[Records contained in a dataset]

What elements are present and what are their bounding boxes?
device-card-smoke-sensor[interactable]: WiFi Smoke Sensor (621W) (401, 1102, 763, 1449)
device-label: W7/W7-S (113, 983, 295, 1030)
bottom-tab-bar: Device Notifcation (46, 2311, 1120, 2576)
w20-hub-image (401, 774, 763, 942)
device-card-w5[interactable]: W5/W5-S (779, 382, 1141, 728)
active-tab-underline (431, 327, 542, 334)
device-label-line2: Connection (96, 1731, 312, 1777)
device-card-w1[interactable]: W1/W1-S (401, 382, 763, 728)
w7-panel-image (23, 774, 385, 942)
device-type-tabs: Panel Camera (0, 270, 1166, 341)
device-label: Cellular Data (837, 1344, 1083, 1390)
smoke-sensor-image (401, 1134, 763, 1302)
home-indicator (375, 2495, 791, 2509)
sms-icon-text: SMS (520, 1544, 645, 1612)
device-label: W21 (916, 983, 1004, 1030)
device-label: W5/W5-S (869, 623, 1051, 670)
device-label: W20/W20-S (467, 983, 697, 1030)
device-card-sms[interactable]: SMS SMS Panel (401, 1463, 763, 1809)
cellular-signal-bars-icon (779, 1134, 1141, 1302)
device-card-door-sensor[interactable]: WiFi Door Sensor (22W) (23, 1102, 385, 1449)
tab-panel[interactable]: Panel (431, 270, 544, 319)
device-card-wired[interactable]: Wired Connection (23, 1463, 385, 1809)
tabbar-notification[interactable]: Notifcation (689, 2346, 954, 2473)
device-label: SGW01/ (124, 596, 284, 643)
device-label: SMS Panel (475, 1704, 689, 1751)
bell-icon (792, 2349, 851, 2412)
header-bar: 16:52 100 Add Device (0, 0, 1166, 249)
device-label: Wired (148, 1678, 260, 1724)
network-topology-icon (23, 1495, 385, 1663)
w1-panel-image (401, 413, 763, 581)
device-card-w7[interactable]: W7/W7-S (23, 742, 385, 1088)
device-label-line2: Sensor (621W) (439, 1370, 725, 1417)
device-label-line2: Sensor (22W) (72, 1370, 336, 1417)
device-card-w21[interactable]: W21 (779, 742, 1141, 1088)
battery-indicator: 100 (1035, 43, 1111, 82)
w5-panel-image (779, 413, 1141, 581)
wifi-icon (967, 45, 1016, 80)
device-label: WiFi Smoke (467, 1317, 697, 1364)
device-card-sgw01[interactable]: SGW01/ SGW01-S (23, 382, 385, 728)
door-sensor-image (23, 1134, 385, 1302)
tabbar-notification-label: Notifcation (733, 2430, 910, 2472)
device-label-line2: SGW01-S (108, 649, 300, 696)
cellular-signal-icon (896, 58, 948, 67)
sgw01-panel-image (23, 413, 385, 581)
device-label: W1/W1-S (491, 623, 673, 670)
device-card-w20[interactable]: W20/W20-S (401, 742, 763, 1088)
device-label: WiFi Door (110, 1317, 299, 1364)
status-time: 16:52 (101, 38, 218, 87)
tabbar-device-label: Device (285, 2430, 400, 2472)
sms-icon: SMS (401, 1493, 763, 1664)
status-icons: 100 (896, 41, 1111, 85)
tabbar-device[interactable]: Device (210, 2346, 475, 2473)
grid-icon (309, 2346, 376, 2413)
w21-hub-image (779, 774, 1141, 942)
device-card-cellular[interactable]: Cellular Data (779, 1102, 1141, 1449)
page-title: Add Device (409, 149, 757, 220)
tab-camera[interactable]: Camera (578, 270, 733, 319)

Job: Copy out every line in the rows above verbatim, without changing anything.

Output of the exercise:
What elements are present and what are their bounding boxes?
device-card-smoke-sensor[interactable]: WiFi Smoke Sensor (621W) (401, 1102, 763, 1449)
device-label: W7/W7-S (113, 983, 295, 1030)
bottom-tab-bar: Device Notifcation (46, 2311, 1120, 2576)
w20-hub-image (401, 774, 763, 942)
device-card-w5[interactable]: W5/W5-S (779, 382, 1141, 728)
active-tab-underline (431, 327, 542, 334)
device-label-line2: Connection (96, 1731, 312, 1777)
device-card-w1[interactable]: W1/W1-S (401, 382, 763, 728)
w7-panel-image (23, 774, 385, 942)
device-type-tabs: Panel Camera (0, 270, 1166, 341)
device-label: Cellular Data (837, 1344, 1083, 1390)
smoke-sensor-image (401, 1134, 763, 1302)
home-indicator (375, 2495, 791, 2509)
sms-icon-text: SMS (520, 1544, 645, 1612)
device-label: W21 (916, 983, 1004, 1030)
device-label: W5/W5-S (869, 623, 1051, 670)
device-label: W20/W20-S (467, 983, 697, 1030)
device-card-sms[interactable]: SMS SMS Panel (401, 1463, 763, 1809)
cellular-signal-bars-icon (779, 1134, 1141, 1302)
device-card-door-sensor[interactable]: WiFi Door Sensor (22W) (23, 1102, 385, 1449)
tab-panel[interactable]: Panel (431, 270, 544, 319)
device-card-wired[interactable]: Wired Connection (23, 1463, 385, 1809)
tabbar-notification[interactable]: Notifcation (689, 2346, 954, 2473)
device-label: SGW01/ (124, 596, 284, 643)
device-label: SMS Panel (475, 1704, 689, 1751)
bell-icon (792, 2349, 851, 2412)
header-bar: 16:52 100 Add Device (0, 0, 1166, 249)
device-label: Wired (148, 1678, 260, 1724)
network-topology-icon (23, 1495, 385, 1663)
w1-panel-image (401, 413, 763, 581)
device-card-w7[interactable]: W7/W7-S (23, 742, 385, 1088)
device-label-line2: Sensor (621W) (439, 1370, 725, 1417)
device-label-line2: Sensor (22W) (72, 1370, 336, 1417)
device-card-w21[interactable]: W21 (779, 742, 1141, 1088)
battery-indicator: 100 (1035, 43, 1111, 82)
w5-panel-image (779, 413, 1141, 581)
wifi-icon (967, 45, 1016, 80)
device-label: WiFi Smoke (467, 1317, 697, 1364)
device-card-sgw01[interactable]: SGW01/ SGW01-S (23, 382, 385, 728)
door-sensor-image (23, 1134, 385, 1302)
tabbar-notification-label: Notifcation (733, 2430, 910, 2472)
device-label-line2: SGW01-S (108, 649, 300, 696)
cellular-signal-icon (896, 58, 948, 67)
sgw01-panel-image (23, 413, 385, 581)
device-label: W1/W1-S (491, 623, 673, 670)
device-card-w20[interactable]: W20/W20-S (401, 742, 763, 1088)
device-label: WiFi Door (110, 1317, 299, 1364)
status-time: 16:52 (101, 38, 218, 87)
tabbar-device-label: Device (285, 2430, 400, 2472)
sms-icon: SMS (401, 1493, 763, 1664)
status-icons: 100 (896, 41, 1111, 85)
tabbar-device[interactable]: Device (210, 2346, 475, 2473)
grid-icon (309, 2346, 376, 2413)
w21-hub-image (779, 774, 1141, 942)
device-card-cellular[interactable]: Cellular Data (779, 1102, 1141, 1449)
page-title: Add Device (409, 149, 757, 220)
tab-camera[interactable]: Camera (578, 270, 733, 319)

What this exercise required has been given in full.